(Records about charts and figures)
*****

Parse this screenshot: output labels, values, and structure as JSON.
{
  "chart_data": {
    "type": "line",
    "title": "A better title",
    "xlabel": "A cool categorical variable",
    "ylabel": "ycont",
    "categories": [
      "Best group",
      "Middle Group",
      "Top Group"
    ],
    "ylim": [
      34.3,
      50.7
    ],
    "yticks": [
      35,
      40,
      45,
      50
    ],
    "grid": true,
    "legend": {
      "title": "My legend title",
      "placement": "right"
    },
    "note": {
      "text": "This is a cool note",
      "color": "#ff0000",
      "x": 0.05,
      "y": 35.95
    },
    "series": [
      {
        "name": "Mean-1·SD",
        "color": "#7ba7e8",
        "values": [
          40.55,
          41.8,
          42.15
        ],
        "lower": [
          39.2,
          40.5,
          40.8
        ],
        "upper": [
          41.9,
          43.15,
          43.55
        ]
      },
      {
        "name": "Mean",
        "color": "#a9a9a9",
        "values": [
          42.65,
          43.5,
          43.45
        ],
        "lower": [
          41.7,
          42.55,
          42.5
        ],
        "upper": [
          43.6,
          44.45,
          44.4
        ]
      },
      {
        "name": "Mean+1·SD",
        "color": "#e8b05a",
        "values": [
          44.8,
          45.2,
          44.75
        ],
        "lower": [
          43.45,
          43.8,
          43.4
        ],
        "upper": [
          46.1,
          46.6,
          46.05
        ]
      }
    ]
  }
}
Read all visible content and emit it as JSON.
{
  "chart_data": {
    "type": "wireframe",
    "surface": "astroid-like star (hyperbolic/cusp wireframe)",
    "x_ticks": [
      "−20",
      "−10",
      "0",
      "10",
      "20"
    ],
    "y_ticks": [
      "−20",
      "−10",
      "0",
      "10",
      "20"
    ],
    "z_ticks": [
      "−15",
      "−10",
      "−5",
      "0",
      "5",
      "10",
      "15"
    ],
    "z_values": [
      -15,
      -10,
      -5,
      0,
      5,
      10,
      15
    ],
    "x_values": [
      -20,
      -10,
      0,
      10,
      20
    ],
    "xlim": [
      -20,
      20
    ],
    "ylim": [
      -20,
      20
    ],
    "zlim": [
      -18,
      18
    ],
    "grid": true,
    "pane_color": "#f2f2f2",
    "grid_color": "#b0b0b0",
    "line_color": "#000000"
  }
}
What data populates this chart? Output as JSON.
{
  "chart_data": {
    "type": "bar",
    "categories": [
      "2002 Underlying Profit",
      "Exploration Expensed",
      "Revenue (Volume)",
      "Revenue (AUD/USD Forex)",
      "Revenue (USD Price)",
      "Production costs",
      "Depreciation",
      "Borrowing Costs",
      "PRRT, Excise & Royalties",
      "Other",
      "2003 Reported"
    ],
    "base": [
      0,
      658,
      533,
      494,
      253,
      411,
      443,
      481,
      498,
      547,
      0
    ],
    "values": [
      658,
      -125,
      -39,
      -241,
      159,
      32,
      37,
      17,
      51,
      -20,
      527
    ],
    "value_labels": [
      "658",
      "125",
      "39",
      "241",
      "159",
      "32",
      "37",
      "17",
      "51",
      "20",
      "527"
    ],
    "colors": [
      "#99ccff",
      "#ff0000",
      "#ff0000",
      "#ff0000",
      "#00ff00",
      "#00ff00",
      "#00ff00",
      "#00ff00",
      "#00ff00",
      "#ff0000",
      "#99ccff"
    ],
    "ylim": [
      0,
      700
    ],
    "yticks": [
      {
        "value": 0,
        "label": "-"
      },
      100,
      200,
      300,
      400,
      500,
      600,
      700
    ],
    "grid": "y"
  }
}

*****

§ **Requirements**
Retype the records above exactly.

§ **Output for this task**
Parse this screenshot: output labels, values, and structure as JSON.
{
  "chart_data": {
    "type": "line",
    "title": "A better title",
    "xlabel": "A cool categorical variable",
    "ylabel": "ycont",
    "categories": [
      "Best group",
      "Middle Group",
      "Top Group"
    ],
    "ylim": [
      34.3,
      50.7
    ],
    "yticks": [
      35,
      40,
      45,
      50
    ],
    "grid": true,
    "legend": {
      "title": "My legend title",
      "placement": "right"
    },
    "note": {
      "text": "This is a cool note",
      "color": "#ff0000",
      "x": 0.05,
      "y": 35.95
    },
    "series": [
      {
        "name": "Mean-1·SD",
        "color": "#7ba7e8",
        "values": [
          40.55,
          41.8,
          42.15
        ],
        "lower": [
          39.2,
          40.5,
          40.8
        ],
        "upper": [
          41.9,
          43.15,
          43.55
        ]
      },
      {
        "name": "Mean",
        "color": "#a9a9a9",
        "values": [
          42.65,
          43.5,
          43.45
        ],
        "lower": [
          41.7,
          42.55,
          42.5
        ],
        "upper": [
          43.6,
          44.45,
          44.4
        ]
      },
      {
        "name": "Mean+1·SD",
        "color": "#e8b05a",
        "values": [
          44.8,
          45.2,
          44.75
        ],
        "lower": [
          43.45,
          43.8,
          43.4
        ],
        "upper": [
          46.1,
          46.6,
          46.05
        ]
      }
    ]
  }
}
Read all visible content and emit it as JSON.
{
  "chart_data": {
    "type": "wireframe",
    "surface": "astroid-like star (hyperbolic/cusp wireframe)",
    "x_ticks": [
      "−20",
      "−10",
      "0",
      "10",
      "20"
    ],
    "y_ticks": [
      "−20",
      "−10",
      "0",
      "10",
      "20"
    ],
    "z_ticks": [
      "−15",
      "−10",
      "−5",
      "0",
      "5",
      "10",
      "15"
    ],
    "z_values": [
      -15,
      -10,
      -5,
      0,
      5,
      10,
      15
    ],
    "x_values": [
      -20,
      -10,
      0,
      10,
      20
    ],
    "xlim": [
      -20,
      20
    ],
    "ylim": [
      -20,
      20
    ],
    "zlim": [
      -18,
      18
    ],
    "grid": true,
    "pane_color": "#f2f2f2",
    "grid_color": "#b0b0b0",
    "line_color": "#000000"
  }
}
What data populates this chart? Output as JSON.
{
  "chart_data": {
    "type": "bar",
    "categories": [
      "2002 Underlying Profit",
      "Exploration Expensed",
      "Revenue (Volume)",
      "Revenue (AUD/USD Forex)",
      "Revenue (USD Price)",
      "Production costs",
      "Depreciation",
      "Borrowing Costs",
      "PRRT, Excise & Royalties",
      "Other",
      "2003 Reported"
    ],
    "base": [
      0,
      658,
      533,
      494,
      253,
      411,
      443,
      481,
      498,
      547,
      0
    ],
    "values": [
      658,
      -125,
      -39,
      -241,
      159,
      32,
      37,
      17,
      51,
      -20,
      527
    ],
    "value_labels": [
      "658",
      "125",
      "39",
      "241",
      "159",
      "32",
      "37",
      "17",
      "51",
      "20",
      "527"
    ],
    "colors": [
      "#99ccff",
      "#ff0000",
      "#ff0000",
      "#ff0000",
      "#00ff00",
      "#00ff00",
      "#00ff00",
      "#00ff00",
      "#00ff00",
      "#ff0000",
      "#99ccff"
    ],
    "ylim": [
      0,
      700
    ],
    "yticks": [
      {
        "value": 0,
        "label": "-"
      },
      100,
      200,
      300,
      400,
      500,
      600,
      700
    ],
    "grid": "y"
  }
}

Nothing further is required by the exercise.